# Records to process start

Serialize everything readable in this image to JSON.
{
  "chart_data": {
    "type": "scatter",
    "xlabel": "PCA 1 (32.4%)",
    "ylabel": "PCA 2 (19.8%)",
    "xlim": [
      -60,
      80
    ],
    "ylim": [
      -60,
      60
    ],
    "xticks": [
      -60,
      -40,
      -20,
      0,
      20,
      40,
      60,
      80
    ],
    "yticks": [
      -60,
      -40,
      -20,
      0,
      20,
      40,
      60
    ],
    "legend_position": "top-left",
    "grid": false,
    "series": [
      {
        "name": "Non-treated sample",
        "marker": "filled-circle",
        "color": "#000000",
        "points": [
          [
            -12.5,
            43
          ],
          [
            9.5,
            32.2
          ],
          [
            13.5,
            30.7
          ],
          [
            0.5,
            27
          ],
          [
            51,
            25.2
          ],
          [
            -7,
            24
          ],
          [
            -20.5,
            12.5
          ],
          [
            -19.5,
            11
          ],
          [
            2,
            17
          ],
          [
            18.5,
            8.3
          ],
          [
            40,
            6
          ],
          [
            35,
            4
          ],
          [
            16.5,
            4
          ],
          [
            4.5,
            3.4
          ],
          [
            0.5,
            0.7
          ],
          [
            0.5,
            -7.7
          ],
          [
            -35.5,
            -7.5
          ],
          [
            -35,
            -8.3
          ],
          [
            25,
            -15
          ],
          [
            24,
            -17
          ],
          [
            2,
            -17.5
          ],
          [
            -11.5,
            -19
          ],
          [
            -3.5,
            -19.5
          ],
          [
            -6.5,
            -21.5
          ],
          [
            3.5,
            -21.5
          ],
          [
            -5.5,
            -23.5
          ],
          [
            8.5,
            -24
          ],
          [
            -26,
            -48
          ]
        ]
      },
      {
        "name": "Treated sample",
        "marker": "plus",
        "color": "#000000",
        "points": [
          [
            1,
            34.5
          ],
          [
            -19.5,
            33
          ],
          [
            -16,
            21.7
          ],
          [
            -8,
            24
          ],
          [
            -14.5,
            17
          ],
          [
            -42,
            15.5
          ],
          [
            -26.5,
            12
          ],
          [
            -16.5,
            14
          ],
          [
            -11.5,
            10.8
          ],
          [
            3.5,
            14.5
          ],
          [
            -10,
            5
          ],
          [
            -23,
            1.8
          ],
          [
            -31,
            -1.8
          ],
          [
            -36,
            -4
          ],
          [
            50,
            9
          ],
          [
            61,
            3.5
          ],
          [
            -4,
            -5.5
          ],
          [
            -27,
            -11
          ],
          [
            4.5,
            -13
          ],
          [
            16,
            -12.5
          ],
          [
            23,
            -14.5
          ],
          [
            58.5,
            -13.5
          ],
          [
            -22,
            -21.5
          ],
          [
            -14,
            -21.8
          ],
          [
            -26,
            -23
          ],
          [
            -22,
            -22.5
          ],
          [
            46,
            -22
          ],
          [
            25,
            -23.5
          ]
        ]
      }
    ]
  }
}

# Records to process end

● What to do
What do the records say? Quote them all exactly.

● Written solution
Serialize everything readable in this image to JSON.
{
  "chart_data": {
    "type": "scatter",
    "xlabel": "PCA 1 (32.4%)",
    "ylabel": "PCA 2 (19.8%)",
    "xlim": [
      -60,
      80
    ],
    "ylim": [
      -60,
      60
    ],
    "xticks": [
      -60,
      -40,
      -20,
      0,
      20,
      40,
      60,
      80
    ],
    "yticks": [
      -60,
      -40,
      -20,
      0,
      20,
      40,
      60
    ],
    "legend_position": "top-left",
    "grid": false,
    "series": [
      {
        "name": "Non-treated sample",
        "marker": "filled-circle",
        "color": "#000000",
        "points": [
          [
            -12.5,
            43
          ],
          [
            9.5,
            32.2
          ],
          [
            13.5,
            30.7
          ],
          [
            0.5,
            27
          ],
          [
            51,
            25.2
          ],
          [
            -7,
            24
          ],
          [
            -20.5,
            12.5
          ],
          [
            -19.5,
            11
          ],
          [
            2,
            17
          ],
          [
            18.5,
            8.3
          ],
          [
            40,
            6
          ],
          [
            35,
            4
          ],
          [
            16.5,
            4
          ],
          [
            4.5,
            3.4
          ],
          [
            0.5,
            0.7
          ],
          [
            0.5,
            -7.7
          ],
          [
            -35.5,
            -7.5
          ],
          [
            -35,
            -8.3
          ],
          [
            25,
            -15
          ],
          [
            24,
            -17
          ],
          [
            2,
            -17.5
          ],
          [
            -11.5,
            -19
          ],
          [
            -3.5,
            -19.5
          ],
          [
            -6.5,
            -21.5
          ],
          [
            3.5,
            -21.5
          ],
          [
            -5.5,
            -23.5
          ],
          [
            8.5,
            -24
          ],
          [
            -26,
            -48
          ]
        ]
      },
      {
        "name": "Treated sample",
        "marker": "plus",
        "color": "#000000",
        "points": [
          [
            1,
            34.5
          ],
          [
            -19.5,
            33
          ],
          [
            -16,
            21.7
          ],
          [
            -8,
            24
          ],
          [
            -14.5,
            17
          ],
          [
            -42,
            15.5
          ],
          [
            -26.5,
            12
          ],
          [
            -16.5,
            14
          ],
          [
            -11.5,
            10.8
          ],
          [
            3.5,
            14.5
          ],
          [
            -10,
            5
          ],
          [
            -23,
            1.8
          ],
          [
            -31,
            -1.8
          ],
          [
            -36,
            -4
          ],
          [
            50,
            9
          ],
          [
            61,
            3.5
          ],
          [
            -4,
            -5.5
          ],
          [
            -27,
            -11
          ],
          [
            4.5,
            -13
          ],
          [
            16,
            -12.5
          ],
          [
            23,
            -14.5
          ],
          [
            58.5,
            -13.5
          ],
          [
            -22,
            -21.5
          ],
          [
            -14,
            -21.8
          ],
          [
            -26,
            -23
          ],
          [
            -22,
            -22.5
          ],
          [
            46,
            -22
          ],
          [
            25,
            -23.5
          ]
        ]
      }
    ]
  }
}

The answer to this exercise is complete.